- PAGE EXTRACT
○ ○ ○


    Engagement with person served and their natural supports ‐ the care coordinator goes to the individual and builds trust and rapport. The care coordinator actively seeks out and encourages the full participation of the individual’s networks of interpersonal and community relationships. The care plan reflects activities and interventions that draw on sources of natural support

    Shared decision‐making – family and person‐centered, individualized, strength‐based plans of care drive the Care Coordination process. The perspective of the individuals served are intentionally elicited and prioritized during all phases of the Care Coordination process. The care coordinator provides options and choices such that the care plan reflects the individual’s values and preferences. Monitors and documents progress or lack of progress for the individual served. In collaboration with the individual, completes formal treatment plan reviews as indicated.

    Identifies community resources and assists individuals with accessing resources.

    Advocates for acquisition of services and resources necessary to implement the treatment plan. Completes referrals to community services and resources as needed. Coordinates the delivery of services as specified in the treatment plan. Monitors and evaluates effectiveness and satisfaction with services.

    Provides services at the time of medication management appointments and contacts individuals by phone as needed. Community‐based – services and supports take place in the most inclusive, most responsive, most accessible, and least restrictive settings possible that safely promote an individual’s integration into home and community life.

    Coordination across the spectrum of health care ‐ this includes, but is not limited to, physical health, behavioral health, social services, housing, education, and employment.

    Documentation and Reporting:

    Documents or requests documentation of past medical, psychiatric, substance abuse, and social history for each patient.

    Completes initial assessments and provides ongoing assessments to include substance abuse, living situation, support system, mental status, history, strengths and barriers, needs and resources, medical status, and medications.

    Develops in conjunction with the individual served, family members, service providers and significant others, a care plan that utilizes individual strengths and addresses identified needs. Ensures care plans contain all required services and signatures.

○ ○ ○

- STUDY MATERIAL
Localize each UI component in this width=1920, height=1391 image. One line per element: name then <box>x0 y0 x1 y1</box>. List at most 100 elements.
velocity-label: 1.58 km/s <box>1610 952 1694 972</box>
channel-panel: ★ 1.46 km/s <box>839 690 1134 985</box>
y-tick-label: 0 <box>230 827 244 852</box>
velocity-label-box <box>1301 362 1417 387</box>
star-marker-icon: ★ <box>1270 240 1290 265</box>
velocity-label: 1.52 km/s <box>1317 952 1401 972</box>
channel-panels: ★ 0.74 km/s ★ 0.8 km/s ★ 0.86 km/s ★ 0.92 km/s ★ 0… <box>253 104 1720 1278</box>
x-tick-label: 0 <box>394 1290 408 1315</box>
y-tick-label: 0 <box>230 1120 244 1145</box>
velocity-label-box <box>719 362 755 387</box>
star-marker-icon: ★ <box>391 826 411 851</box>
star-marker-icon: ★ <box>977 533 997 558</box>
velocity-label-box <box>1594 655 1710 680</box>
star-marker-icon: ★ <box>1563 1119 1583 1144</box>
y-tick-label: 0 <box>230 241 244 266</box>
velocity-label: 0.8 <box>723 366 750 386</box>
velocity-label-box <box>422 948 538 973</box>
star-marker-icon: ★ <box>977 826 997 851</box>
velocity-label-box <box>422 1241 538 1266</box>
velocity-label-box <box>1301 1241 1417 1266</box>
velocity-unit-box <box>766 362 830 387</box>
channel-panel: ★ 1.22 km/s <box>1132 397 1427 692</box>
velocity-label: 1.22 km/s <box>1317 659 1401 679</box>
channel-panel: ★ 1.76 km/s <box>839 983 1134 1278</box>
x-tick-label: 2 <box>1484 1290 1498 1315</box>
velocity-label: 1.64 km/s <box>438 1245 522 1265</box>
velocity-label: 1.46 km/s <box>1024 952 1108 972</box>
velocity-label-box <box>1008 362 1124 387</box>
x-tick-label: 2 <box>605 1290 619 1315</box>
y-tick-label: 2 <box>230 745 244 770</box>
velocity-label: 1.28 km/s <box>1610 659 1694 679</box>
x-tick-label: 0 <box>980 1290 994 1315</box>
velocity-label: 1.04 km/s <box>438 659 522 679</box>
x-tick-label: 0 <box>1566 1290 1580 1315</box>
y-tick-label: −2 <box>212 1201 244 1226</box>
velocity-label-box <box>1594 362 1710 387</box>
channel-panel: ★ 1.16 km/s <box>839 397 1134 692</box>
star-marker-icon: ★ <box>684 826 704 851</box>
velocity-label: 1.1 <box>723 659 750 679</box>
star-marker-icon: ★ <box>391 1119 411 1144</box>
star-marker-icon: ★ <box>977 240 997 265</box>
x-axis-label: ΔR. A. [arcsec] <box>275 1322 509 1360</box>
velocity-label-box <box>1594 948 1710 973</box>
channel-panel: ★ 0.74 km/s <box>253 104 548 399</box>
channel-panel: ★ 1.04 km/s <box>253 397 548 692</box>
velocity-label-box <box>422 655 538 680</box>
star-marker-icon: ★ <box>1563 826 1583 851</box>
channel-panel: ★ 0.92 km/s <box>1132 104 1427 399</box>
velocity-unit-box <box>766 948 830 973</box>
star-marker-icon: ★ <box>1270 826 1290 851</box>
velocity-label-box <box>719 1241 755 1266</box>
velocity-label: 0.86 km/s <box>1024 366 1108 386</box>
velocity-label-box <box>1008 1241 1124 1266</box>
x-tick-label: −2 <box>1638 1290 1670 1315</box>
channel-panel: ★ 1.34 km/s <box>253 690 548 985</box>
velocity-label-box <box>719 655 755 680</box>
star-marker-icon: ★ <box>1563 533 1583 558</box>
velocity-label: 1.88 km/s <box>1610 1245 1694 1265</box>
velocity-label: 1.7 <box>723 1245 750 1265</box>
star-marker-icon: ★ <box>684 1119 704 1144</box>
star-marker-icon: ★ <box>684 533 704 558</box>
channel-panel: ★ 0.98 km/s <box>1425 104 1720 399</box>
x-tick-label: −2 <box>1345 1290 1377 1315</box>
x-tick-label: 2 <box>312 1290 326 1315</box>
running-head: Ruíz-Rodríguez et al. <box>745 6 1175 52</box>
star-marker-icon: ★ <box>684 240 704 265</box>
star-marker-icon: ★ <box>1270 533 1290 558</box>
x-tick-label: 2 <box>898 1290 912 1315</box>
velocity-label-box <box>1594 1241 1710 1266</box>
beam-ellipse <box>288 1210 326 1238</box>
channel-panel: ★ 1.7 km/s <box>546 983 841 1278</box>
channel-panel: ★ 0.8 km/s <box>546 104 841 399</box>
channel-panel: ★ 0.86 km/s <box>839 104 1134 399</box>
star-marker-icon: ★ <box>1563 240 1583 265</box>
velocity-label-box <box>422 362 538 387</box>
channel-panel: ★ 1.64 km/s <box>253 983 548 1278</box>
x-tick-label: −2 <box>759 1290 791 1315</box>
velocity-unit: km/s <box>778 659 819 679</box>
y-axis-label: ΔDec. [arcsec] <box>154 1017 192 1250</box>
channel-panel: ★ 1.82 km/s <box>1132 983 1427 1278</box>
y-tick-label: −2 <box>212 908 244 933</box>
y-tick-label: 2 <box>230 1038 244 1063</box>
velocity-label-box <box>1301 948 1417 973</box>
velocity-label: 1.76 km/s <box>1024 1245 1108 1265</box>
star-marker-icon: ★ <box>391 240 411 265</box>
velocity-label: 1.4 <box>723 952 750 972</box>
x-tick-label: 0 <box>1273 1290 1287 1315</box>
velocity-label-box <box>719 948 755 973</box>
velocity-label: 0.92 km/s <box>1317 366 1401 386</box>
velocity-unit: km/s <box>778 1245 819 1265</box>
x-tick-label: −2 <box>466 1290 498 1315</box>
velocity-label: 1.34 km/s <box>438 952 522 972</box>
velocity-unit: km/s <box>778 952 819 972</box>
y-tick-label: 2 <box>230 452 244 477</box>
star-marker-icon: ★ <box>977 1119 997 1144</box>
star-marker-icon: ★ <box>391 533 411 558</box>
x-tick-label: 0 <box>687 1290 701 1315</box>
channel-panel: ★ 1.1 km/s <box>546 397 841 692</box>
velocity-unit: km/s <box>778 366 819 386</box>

○ ○ ○

- STUDY QUESTIONS
**A.** In the care coordination excerpt, which areas does coordination across the spectrum of health care include?
**B.** Please write a continuation of the care coordination excerpt, starting after its last sentence.

- ANSWERS PROVIDED
**A.** Physical health, behavioral health, social services, housing, education, and employment.

**B.**
    Monitors and documents progress or lack of progress for the individual. In collaboration with the individual, completes formal care plan reviews as indicated.

    Maintains, current, accurate, and comprehensive information in each record to include all activities, contacts and communications.

    Obtains consents and releases of information when indicated.

    Qualifications

    In order to be considered, a candidate must have a Bachelor's Degree in Social Work or a related Human Services field from an accredited university or college (a related Human Services field is defined as one in which 30 hours of course work includes the study of human behavior and development) required.

    One year experience working in human services or mental health related field required. Experience working with adult individuals with mental illness preferred.

    Proficiency in the RBHS/MHRC Electronic Health Records (EHR) and Patient Information System demonstrated within three months of employment.

    Proficiency in Microsoft Office, Outlook and use of the Internet required.

    Must meet Frequent Drivers requirements, including a valid Florida driver’s license, and insurance coverage equal to or exceeding 50,000/100,000/50,000 split limits.

    Requires the ability to travel to satellite facilities, community agencies, and to make contact with individuals by performing home visits or community outreach.

    Strong communication skills are essential and this individual must be able to interact appropriately with internal and external customers, including patients, families, caregivers, community service providers, supervisory staff and other department professionals.

    Position Details This is a Full Time Days position: Monday through Friday, 8:00am to 4:30pm.

    Renaissance Behavioral Health Systems and Mental Health Resource Center are Equal Opportunity Employers.